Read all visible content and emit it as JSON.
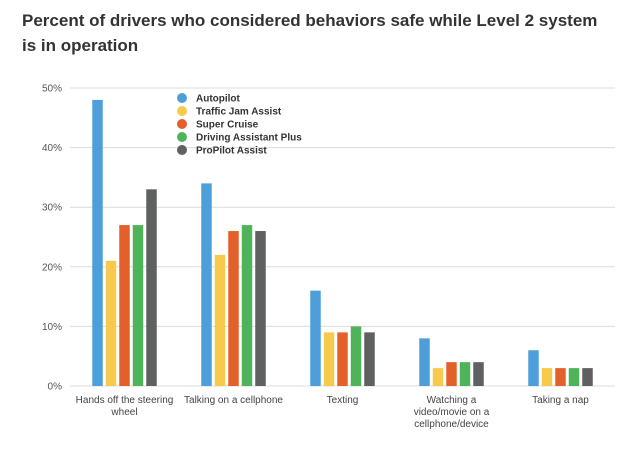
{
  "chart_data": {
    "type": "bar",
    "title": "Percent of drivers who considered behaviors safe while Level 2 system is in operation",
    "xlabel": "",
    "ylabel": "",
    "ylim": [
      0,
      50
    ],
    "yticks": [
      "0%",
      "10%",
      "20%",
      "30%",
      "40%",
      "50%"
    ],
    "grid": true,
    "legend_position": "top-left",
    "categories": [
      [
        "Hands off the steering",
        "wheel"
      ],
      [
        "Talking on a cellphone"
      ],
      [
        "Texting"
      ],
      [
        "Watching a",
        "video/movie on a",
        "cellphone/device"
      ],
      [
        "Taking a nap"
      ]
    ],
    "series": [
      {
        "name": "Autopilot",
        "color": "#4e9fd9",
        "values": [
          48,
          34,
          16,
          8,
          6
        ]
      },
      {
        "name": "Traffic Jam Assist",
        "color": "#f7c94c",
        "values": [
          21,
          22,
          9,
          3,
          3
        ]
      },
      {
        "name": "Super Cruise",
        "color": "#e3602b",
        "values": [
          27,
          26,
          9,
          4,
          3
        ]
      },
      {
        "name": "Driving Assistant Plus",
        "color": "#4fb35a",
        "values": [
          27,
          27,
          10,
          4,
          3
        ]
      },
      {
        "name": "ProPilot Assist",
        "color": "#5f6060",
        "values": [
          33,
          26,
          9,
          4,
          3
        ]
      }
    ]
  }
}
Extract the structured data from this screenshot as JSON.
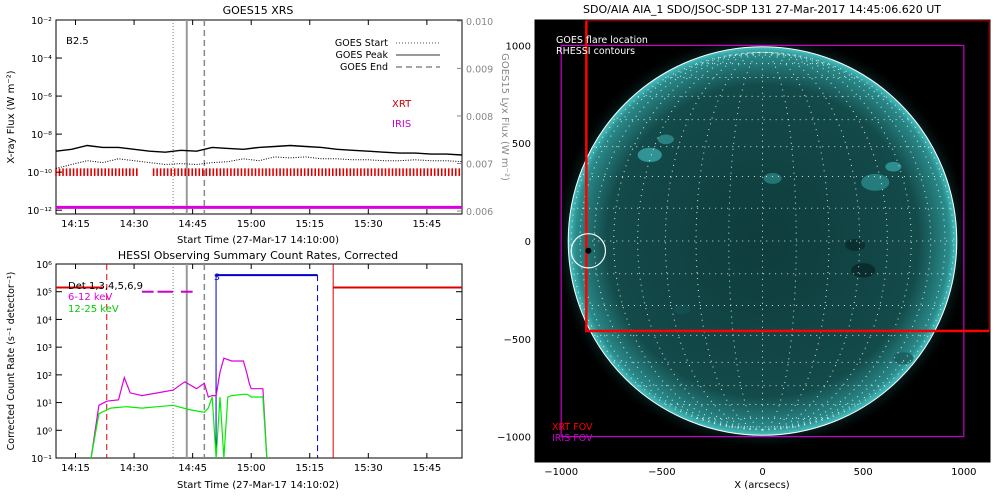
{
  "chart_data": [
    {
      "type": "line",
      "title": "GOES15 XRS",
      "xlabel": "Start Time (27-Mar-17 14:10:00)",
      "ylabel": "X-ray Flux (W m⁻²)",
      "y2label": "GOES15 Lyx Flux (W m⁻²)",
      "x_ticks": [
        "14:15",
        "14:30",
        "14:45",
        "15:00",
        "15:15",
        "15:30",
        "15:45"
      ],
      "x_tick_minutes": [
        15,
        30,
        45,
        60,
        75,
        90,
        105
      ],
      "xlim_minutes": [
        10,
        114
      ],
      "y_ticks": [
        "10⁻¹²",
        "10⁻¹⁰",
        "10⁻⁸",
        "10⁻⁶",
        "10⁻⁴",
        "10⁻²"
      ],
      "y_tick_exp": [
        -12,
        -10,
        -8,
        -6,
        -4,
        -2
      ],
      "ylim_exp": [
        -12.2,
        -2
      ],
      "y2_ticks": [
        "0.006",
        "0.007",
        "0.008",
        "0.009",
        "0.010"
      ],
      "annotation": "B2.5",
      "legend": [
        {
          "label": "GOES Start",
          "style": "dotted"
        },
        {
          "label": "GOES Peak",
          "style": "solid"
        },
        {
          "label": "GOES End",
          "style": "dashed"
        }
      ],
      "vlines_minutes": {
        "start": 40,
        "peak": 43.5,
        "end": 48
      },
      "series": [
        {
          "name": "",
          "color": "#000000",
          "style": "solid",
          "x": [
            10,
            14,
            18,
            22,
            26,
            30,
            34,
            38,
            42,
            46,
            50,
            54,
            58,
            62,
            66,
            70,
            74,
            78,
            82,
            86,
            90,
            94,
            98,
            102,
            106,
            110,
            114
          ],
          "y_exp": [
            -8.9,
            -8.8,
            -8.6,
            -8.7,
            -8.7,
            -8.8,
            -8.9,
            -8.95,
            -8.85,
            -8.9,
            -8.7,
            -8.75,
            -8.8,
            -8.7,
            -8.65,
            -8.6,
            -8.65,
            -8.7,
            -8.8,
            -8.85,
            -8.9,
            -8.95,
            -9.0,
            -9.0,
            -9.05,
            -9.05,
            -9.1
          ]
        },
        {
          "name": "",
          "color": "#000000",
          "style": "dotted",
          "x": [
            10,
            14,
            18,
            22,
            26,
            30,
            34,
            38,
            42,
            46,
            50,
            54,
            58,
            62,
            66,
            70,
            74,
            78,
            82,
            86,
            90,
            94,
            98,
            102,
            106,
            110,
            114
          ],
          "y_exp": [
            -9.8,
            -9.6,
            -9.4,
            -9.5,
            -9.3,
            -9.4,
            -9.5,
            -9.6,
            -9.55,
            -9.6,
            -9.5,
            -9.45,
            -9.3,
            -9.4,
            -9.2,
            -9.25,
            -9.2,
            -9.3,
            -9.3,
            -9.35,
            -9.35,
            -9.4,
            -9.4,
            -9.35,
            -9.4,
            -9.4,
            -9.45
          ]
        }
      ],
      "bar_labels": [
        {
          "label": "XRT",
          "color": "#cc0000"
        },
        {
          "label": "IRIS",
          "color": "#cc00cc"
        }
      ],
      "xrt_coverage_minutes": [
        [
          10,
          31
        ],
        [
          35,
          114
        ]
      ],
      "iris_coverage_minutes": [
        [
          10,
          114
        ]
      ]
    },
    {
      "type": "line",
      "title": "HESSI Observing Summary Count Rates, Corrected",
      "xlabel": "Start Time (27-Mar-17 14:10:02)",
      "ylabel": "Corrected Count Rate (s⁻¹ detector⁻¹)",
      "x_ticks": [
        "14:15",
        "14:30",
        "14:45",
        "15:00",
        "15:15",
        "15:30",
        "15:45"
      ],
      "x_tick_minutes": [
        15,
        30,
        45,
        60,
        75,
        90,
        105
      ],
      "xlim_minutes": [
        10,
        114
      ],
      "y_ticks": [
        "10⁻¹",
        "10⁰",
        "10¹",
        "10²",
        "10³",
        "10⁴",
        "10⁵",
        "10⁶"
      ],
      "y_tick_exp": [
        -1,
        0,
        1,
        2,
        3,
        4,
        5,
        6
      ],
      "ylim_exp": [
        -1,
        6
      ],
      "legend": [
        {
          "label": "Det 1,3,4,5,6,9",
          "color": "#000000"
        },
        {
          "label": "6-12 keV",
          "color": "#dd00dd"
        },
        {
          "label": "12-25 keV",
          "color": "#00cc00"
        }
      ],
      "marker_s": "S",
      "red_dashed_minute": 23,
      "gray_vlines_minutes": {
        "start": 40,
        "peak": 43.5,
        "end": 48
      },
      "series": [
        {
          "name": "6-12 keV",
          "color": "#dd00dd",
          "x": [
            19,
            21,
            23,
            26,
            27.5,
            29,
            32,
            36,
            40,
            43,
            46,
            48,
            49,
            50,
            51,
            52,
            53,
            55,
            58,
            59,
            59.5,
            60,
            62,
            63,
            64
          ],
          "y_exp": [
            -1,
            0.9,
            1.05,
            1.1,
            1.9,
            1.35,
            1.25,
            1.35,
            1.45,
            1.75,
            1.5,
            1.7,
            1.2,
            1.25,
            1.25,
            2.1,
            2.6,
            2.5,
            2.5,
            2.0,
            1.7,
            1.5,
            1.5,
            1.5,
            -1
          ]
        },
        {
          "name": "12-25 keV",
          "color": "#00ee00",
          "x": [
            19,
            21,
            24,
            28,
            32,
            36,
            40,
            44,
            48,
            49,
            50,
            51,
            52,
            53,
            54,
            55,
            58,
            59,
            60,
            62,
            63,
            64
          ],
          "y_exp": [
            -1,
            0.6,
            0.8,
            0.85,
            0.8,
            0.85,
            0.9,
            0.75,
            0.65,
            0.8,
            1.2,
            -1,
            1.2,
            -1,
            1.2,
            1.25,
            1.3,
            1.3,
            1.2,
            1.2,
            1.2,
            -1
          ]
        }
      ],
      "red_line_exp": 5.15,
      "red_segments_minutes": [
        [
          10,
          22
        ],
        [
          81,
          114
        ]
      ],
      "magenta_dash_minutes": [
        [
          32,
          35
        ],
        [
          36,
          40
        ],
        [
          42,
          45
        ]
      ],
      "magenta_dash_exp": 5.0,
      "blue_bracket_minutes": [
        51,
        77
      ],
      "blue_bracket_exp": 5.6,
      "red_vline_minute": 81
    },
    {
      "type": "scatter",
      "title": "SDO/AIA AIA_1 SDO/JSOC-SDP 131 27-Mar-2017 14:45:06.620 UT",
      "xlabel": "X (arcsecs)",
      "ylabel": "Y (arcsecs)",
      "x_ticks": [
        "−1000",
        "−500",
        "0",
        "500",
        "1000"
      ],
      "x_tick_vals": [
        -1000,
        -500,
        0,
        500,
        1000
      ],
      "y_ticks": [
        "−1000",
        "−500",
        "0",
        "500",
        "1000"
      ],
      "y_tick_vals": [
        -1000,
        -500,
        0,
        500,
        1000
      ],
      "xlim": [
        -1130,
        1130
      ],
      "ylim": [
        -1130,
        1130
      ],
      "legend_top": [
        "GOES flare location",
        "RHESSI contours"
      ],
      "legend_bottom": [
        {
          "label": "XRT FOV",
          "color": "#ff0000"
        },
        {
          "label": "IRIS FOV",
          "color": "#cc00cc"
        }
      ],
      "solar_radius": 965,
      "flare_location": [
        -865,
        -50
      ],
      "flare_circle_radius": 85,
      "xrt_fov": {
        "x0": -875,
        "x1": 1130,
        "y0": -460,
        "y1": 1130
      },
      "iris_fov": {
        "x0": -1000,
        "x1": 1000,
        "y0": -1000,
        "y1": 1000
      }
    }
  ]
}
::::::::::
• EXERCISE DETAILS: Which lines hold the string "title"? List them all.

• CORRECT RESULT:
    "title": "Percent of drivers who considered behaviors safe while Level 2 system is in operation",
      "title": "GOES15 XRS",
      "title": "HESSI Observing Summary Count Rates, Corrected",
      "title": "SDO/AIA AIA_1 SDO/JSOC-SDP 131 27-Mar-2017 14:45:06.620 UT",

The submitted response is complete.